--- BEGIN RECORD SET ---

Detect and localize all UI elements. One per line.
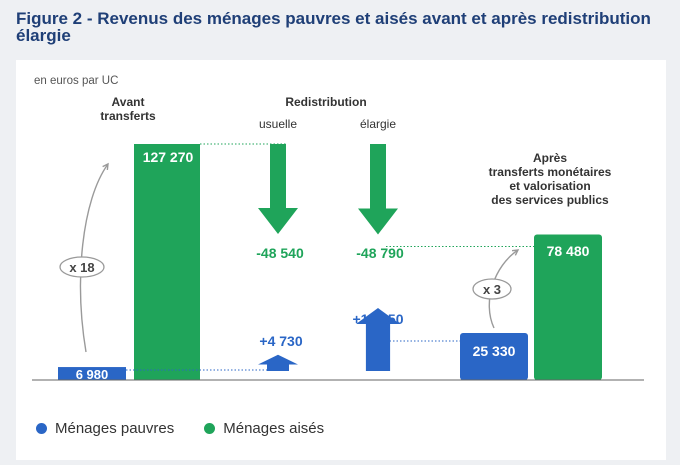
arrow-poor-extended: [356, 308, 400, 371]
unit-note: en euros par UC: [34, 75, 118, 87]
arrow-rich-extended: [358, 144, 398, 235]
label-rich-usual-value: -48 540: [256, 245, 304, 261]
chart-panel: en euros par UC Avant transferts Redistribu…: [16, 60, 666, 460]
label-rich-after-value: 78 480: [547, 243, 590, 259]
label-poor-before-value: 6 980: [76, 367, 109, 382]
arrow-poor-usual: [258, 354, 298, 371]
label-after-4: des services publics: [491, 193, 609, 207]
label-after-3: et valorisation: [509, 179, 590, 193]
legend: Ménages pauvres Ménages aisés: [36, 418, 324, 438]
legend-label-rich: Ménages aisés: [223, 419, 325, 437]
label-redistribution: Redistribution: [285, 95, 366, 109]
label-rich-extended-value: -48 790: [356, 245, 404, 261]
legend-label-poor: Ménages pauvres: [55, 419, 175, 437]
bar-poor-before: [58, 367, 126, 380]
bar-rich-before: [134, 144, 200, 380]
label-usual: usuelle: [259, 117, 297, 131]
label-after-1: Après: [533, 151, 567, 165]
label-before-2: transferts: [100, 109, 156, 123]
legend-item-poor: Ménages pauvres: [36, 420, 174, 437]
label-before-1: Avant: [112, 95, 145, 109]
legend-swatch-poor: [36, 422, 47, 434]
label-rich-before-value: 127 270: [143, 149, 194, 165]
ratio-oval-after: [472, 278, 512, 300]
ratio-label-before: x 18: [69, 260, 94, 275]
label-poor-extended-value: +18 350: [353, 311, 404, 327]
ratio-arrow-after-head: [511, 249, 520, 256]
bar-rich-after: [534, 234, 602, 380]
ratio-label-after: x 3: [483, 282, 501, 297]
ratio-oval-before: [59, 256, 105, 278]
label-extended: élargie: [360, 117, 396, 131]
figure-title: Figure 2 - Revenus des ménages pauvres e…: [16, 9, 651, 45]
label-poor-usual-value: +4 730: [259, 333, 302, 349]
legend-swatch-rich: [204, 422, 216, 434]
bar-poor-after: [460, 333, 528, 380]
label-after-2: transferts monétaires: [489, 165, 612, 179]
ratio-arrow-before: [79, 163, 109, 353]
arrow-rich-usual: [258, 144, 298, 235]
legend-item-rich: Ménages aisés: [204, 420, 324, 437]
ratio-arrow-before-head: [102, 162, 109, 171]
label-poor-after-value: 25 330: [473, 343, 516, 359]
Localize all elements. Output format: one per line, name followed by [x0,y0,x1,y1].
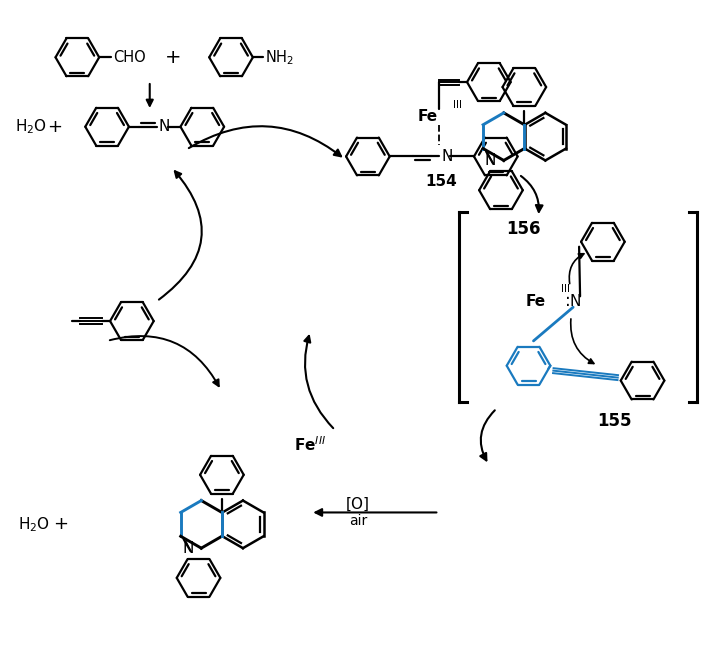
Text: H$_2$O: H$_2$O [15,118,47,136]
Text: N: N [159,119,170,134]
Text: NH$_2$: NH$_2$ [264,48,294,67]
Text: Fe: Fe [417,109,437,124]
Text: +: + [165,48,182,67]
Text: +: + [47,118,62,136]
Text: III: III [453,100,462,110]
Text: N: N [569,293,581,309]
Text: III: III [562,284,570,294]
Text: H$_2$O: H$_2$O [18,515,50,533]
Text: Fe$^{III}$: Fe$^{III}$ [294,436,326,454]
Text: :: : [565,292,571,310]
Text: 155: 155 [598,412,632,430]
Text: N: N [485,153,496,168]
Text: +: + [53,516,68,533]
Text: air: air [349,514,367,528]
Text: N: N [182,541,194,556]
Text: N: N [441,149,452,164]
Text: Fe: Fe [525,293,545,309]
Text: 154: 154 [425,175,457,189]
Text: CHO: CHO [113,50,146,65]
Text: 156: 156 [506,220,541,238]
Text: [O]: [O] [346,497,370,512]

--- END RECORD SET ---
--- BEGIN RECORD SET ---

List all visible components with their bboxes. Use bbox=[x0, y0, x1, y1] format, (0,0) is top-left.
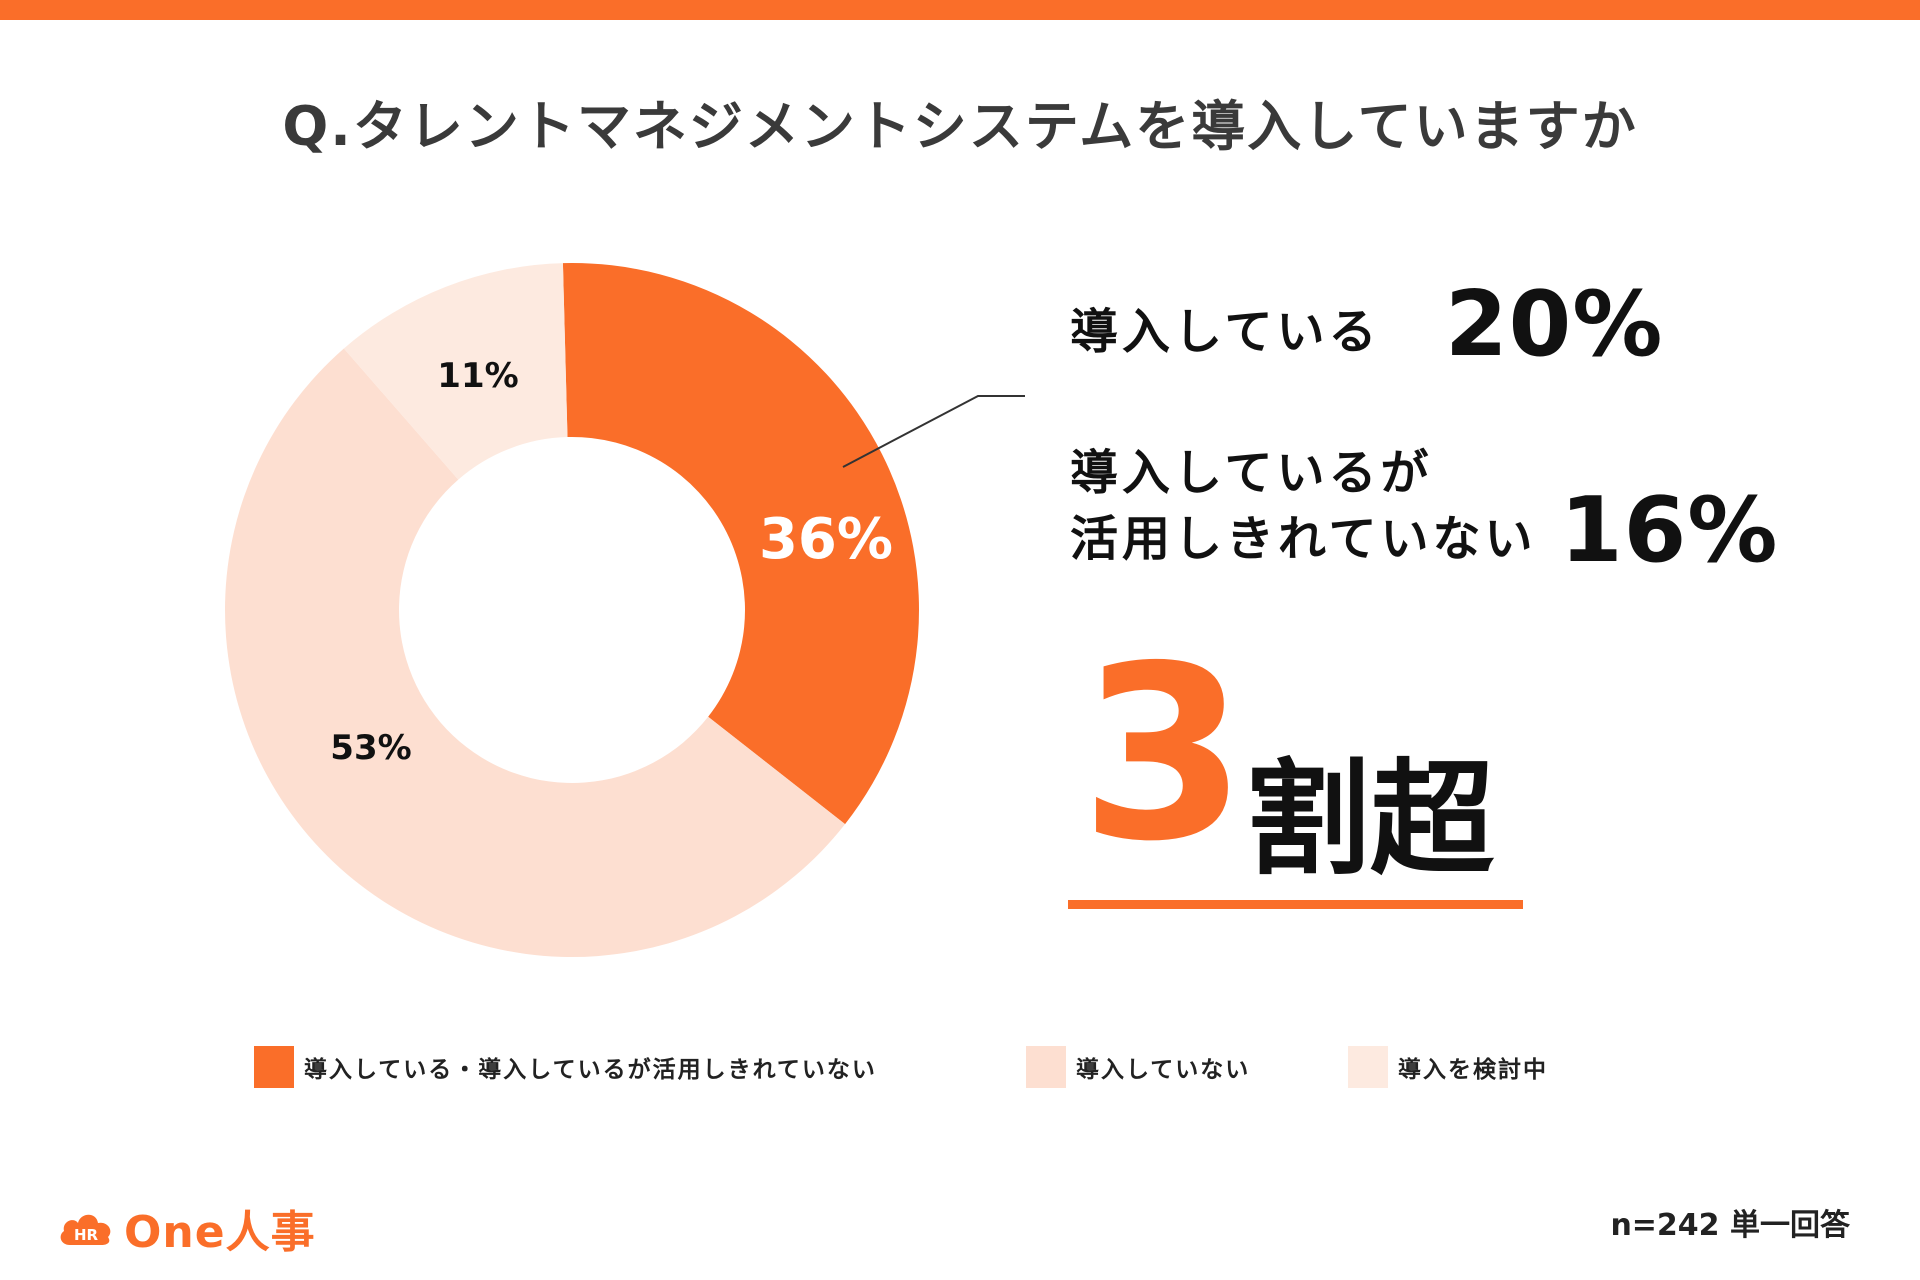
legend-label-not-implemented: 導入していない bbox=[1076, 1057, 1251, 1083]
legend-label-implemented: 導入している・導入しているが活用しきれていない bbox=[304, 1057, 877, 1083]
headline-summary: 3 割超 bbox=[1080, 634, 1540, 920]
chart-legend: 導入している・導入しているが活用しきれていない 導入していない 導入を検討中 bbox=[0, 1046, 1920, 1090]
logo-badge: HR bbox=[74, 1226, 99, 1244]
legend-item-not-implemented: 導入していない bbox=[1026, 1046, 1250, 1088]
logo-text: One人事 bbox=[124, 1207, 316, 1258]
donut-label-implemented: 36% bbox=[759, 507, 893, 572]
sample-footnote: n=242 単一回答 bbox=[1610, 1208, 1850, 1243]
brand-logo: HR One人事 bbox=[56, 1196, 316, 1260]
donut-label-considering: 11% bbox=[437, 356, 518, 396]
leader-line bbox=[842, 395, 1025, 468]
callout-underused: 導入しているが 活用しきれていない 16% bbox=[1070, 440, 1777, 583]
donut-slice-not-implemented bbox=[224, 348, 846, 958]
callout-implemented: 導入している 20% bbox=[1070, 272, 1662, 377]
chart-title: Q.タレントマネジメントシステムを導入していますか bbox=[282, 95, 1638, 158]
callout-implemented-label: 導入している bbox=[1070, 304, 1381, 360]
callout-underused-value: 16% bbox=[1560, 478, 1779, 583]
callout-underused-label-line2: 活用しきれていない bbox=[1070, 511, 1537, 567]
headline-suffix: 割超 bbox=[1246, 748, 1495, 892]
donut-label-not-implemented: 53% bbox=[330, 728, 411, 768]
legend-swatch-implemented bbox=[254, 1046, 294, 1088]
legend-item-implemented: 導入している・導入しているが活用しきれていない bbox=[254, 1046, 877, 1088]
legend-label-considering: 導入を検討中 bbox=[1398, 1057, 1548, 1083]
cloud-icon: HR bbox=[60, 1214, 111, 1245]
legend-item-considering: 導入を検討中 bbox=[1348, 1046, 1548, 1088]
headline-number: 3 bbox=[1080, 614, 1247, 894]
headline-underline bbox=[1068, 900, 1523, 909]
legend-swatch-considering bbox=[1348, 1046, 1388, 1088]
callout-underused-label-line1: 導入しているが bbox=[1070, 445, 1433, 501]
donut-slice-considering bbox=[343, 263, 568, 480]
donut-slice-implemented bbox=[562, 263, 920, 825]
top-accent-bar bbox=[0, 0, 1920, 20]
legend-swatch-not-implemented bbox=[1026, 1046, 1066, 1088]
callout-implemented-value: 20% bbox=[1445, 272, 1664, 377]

--- END RECORD SET ---

**REQUIREMENT:**
Output the lines from the one containing "Text: H$_2$O: H$_2$O [15,118,47,136]" through the one containing "Text: [O]: [O] [346,497,370,512]", with both of those lines included.

**PROBLEM SOLUTION:**
Text: H$_2$O: H$_2$O [15,118,47,136]
Text: N: N [159,119,170,134]
Text: NH$_2$: NH$_2$ [264,48,294,67]
Text: Fe: Fe [417,109,437,124]
Text: +: + [165,48,182,67]
Text: +: + [47,118,62,136]
Text: III: III [453,100,462,110]
Text: N: N [569,293,581,309]
Text: III: III [562,284,570,294]
Text: H$_2$O: H$_2$O [18,515,50,533]
Text: Fe$^{III}$: Fe$^{III}$ [294,436,326,454]
Text: :: : [565,292,571,310]
Text: 155: 155 [598,412,632,430]
Text: N: N [485,153,496,168]
Text: +: + [53,516,68,533]
Text: air: air [349,514,367,528]
Text: N: N [182,541,194,556]
Text: N: N [441,149,452,164]
Text: Fe: Fe [525,293,545,309]
Text: 154: 154 [425,175,457,189]
Text: CHO: CHO [113,50,146,65]
Text: 156: 156 [506,220,541,238]
Text: [O]: [O] [346,497,370,512]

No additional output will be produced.